What is being asked
Repeat the material exactly, every line of it.

** Begin **

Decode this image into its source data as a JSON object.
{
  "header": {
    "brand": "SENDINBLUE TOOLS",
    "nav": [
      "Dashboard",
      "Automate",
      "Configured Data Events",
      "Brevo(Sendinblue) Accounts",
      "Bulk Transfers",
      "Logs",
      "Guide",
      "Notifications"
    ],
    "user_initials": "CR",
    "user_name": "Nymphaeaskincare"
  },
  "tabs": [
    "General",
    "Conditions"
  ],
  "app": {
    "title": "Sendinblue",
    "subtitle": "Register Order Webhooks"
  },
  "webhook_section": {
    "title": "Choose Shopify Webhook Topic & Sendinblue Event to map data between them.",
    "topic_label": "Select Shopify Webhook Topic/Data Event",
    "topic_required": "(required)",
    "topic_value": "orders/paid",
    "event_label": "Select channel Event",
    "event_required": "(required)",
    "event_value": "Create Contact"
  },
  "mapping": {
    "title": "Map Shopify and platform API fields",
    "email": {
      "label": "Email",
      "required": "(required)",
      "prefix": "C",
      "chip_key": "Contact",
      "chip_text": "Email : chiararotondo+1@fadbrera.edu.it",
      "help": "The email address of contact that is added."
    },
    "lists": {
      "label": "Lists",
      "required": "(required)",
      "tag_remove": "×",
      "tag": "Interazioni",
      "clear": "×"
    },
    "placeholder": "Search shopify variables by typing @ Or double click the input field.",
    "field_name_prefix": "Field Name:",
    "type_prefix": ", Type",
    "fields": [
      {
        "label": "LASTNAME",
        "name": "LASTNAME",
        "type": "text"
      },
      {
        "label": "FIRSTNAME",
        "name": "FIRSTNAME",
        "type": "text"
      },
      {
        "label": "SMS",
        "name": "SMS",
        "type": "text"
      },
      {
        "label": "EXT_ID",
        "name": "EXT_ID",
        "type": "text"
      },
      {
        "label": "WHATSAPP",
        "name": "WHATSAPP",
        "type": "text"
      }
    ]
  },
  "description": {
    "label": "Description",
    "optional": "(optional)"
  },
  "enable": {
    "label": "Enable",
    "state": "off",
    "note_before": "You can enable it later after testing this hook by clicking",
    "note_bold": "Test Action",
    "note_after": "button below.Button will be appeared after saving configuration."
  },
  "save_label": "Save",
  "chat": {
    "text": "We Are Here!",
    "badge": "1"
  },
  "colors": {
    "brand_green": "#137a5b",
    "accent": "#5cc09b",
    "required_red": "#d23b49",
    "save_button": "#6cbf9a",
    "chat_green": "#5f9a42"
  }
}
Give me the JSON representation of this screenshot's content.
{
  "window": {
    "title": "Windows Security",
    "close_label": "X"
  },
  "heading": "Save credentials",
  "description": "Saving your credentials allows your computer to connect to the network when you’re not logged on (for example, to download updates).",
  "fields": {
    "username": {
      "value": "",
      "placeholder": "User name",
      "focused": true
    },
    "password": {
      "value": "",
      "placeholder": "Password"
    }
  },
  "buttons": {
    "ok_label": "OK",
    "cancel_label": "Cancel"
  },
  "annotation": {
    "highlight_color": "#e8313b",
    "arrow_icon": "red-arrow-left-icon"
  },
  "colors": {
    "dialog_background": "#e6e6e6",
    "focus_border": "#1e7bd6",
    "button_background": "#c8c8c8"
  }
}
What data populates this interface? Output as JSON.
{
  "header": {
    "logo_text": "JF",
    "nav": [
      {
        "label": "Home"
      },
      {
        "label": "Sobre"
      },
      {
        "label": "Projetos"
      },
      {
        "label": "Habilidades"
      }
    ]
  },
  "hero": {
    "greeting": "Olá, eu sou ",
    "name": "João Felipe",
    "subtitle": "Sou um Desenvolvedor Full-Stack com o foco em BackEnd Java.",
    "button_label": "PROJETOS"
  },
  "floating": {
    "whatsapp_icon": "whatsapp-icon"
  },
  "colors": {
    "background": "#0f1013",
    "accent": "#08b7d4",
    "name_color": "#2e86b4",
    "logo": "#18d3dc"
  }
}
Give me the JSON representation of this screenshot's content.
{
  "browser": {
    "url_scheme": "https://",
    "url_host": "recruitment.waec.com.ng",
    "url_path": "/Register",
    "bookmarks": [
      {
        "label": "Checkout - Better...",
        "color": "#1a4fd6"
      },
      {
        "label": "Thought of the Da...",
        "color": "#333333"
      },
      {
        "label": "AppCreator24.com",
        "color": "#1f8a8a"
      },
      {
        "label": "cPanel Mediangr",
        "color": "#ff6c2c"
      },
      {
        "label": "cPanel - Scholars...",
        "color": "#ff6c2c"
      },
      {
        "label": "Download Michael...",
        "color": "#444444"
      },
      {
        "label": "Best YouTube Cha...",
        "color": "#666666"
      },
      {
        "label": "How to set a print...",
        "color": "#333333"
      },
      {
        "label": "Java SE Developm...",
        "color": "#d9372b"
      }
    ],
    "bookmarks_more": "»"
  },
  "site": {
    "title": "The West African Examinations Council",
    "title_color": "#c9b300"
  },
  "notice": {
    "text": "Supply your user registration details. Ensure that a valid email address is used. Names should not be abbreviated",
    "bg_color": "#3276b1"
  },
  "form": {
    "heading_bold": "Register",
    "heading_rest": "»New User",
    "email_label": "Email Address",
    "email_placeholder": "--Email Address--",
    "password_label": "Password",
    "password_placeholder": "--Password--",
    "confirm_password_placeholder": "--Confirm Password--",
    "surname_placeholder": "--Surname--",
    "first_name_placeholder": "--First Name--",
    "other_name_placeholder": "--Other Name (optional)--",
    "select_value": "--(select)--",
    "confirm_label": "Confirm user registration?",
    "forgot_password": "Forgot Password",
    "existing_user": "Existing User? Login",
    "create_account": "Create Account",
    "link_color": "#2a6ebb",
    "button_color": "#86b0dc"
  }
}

** End **

Written response
Decode this image into its source data as a JSON object.
{
  "header": {
    "brand": "SENDINBLUE TOOLS",
    "nav": [
      "Dashboard",
      "Automate",
      "Configured Data Events",
      "Brevo(Sendinblue) Accounts",
      "Bulk Transfers",
      "Logs",
      "Guide",
      "Notifications"
    ],
    "user_initials": "CR",
    "user_name": "Nymphaeaskincare"
  },
  "tabs": [
    "General",
    "Conditions"
  ],
  "app": {
    "title": "Sendinblue",
    "subtitle": "Register Order Webhooks"
  },
  "webhook_section": {
    "title": "Choose Shopify Webhook Topic & Sendinblue Event to map data between them.",
    "topic_label": "Select Shopify Webhook Topic/Data Event",
    "topic_required": "(required)",
    "topic_value": "orders/paid",
    "event_label": "Select channel Event",
    "event_required": "(required)",
    "event_value": "Create Contact"
  },
  "mapping": {
    "title": "Map Shopify and platform API fields",
    "email": {
      "label": "Email",
      "required": "(required)",
      "prefix": "C",
      "chip_key": "Contact",
      "chip_text": "Email : chiararotondo+1@fadbrera.edu.it",
      "help": "The email address of contact that is added."
    },
    "lists": {
      "label": "Lists",
      "required": "(required)",
      "tag_remove": "×",
      "tag": "Interazioni",
      "clear": "×"
    },
    "placeholder": "Search shopify variables by typing @ Or double click the input field.",
    "field_name_prefix": "Field Name:",
    "type_prefix": ", Type",
    "fields": [
      {
        "label": "LASTNAME",
        "name": "LASTNAME",
        "type": "text"
      },
      {
        "label": "FIRSTNAME",
        "name": "FIRSTNAME",
        "type": "text"
      },
      {
        "label": "SMS",
        "name": "SMS",
        "type": "text"
      },
      {
        "label": "EXT_ID",
        "name": "EXT_ID",
        "type": "text"
      },
      {
        "label": "WHATSAPP",
        "name": "WHATSAPP",
        "type": "text"
      }
    ]
  },
  "description": {
    "label": "Description",
    "optional": "(optional)"
  },
  "enable": {
    "label": "Enable",
    "state": "off",
    "note_before": "You can enable it later after testing this hook by clicking",
    "note_bold": "Test Action",
    "note_after": "button below.Button will be appeared after saving configuration."
  },
  "save_label": "Save",
  "chat": {
    "text": "We Are Here!",
    "badge": "1"
  },
  "colors": {
    "brand_green": "#137a5b",
    "accent": "#5cc09b",
    "required_red": "#d23b49",
    "save_button": "#6cbf9a",
    "chat_green": "#5f9a42"
  }
}
Give me the JSON representation of this screenshot's content.
{
  "window": {
    "title": "Windows Security",
    "close_label": "X"
  },
  "heading": "Save credentials",
  "description": "Saving your credentials allows your computer to connect to the network when you’re not logged on (for example, to download updates).",
  "fields": {
    "username": {
      "value": "",
      "placeholder": "User name",
      "focused": true
    },
    "password": {
      "value": "",
      "placeholder": "Password"
    }
  },
  "buttons": {
    "ok_label": "OK",
    "cancel_label": "Cancel"
  },
  "annotation": {
    "highlight_color": "#e8313b",
    "arrow_icon": "red-arrow-left-icon"
  },
  "colors": {
    "dialog_background": "#e6e6e6",
    "focus_border": "#1e7bd6",
    "button_background": "#c8c8c8"
  }
}
What data populates this interface? Output as JSON.
{
  "header": {
    "logo_text": "JF",
    "nav": [
      {
        "label": "Home"
      },
      {
        "label": "Sobre"
      },
      {
        "label": "Projetos"
      },
      {
        "label": "Habilidades"
      }
    ]
  },
  "hero": {
    "greeting": "Olá, eu sou ",
    "name": "João Felipe",
    "subtitle": "Sou um Desenvolvedor Full-Stack com o foco em BackEnd Java.",
    "button_label": "PROJETOS"
  },
  "floating": {
    "whatsapp_icon": "whatsapp-icon"
  },
  "colors": {
    "background": "#0f1013",
    "accent": "#08b7d4",
    "name_color": "#2e86b4",
    "logo": "#18d3dc"
  }
}
Give me the JSON representation of this screenshot's content.
{
  "browser": {
    "url_scheme": "https://",
    "url_host": "recruitment.waec.com.ng",
    "url_path": "/Register",
    "bookmarks": [
      {
        "label": "Checkout - Better...",
        "color": "#1a4fd6"
      },
      {
        "label": "Thought of the Da...",
        "color": "#333333"
      },
      {
        "label": "AppCreator24.com",
        "color": "#1f8a8a"
      },
      {
        "label": "cPanel Mediangr",
        "color": "#ff6c2c"
      },
      {
        "label": "cPanel - Scholars...",
        "color": "#ff6c2c"
      },
      {
        "label": "Download Michael...",
        "color": "#444444"
      },
      {
        "label": "Best YouTube Cha...",
        "color": "#666666"
      },
      {
        "label": "How to set a print...",
        "color": "#333333"
      },
      {
        "label": "Java SE Developm...",
        "color": "#d9372b"
      }
    ],
    "bookmarks_more": "»"
  },
  "site": {
    "title": "The West African Examinations Council",
    "title_color": "#c9b300"
  },
  "notice": {
    "text": "Supply your user registration details. Ensure that a valid email address is used. Names should not be abbreviated",
    "bg_color": "#3276b1"
  },
  "form": {
    "heading_bold": "Register",
    "heading_rest": "»New User",
    "email_label": "Email Address",
    "email_placeholder": "--Email Address--",
    "password_label": "Password",
    "password_placeholder": "--Password--",
    "confirm_password_placeholder": "--Confirm Password--",
    "surname_placeholder": "--Surname--",
    "first_name_placeholder": "--First Name--",
    "other_name_placeholder": "--Other Name (optional)--",
    "select_value": "--(select)--",
    "confirm_label": "Confirm user registration?",
    "forgot_password": "Forgot Password",
    "existing_user": "Existing User? Login",
    "create_account": "Create Account",
    "link_color": "#2a6ebb",
    "button_color": "#86b0dc"
  }
}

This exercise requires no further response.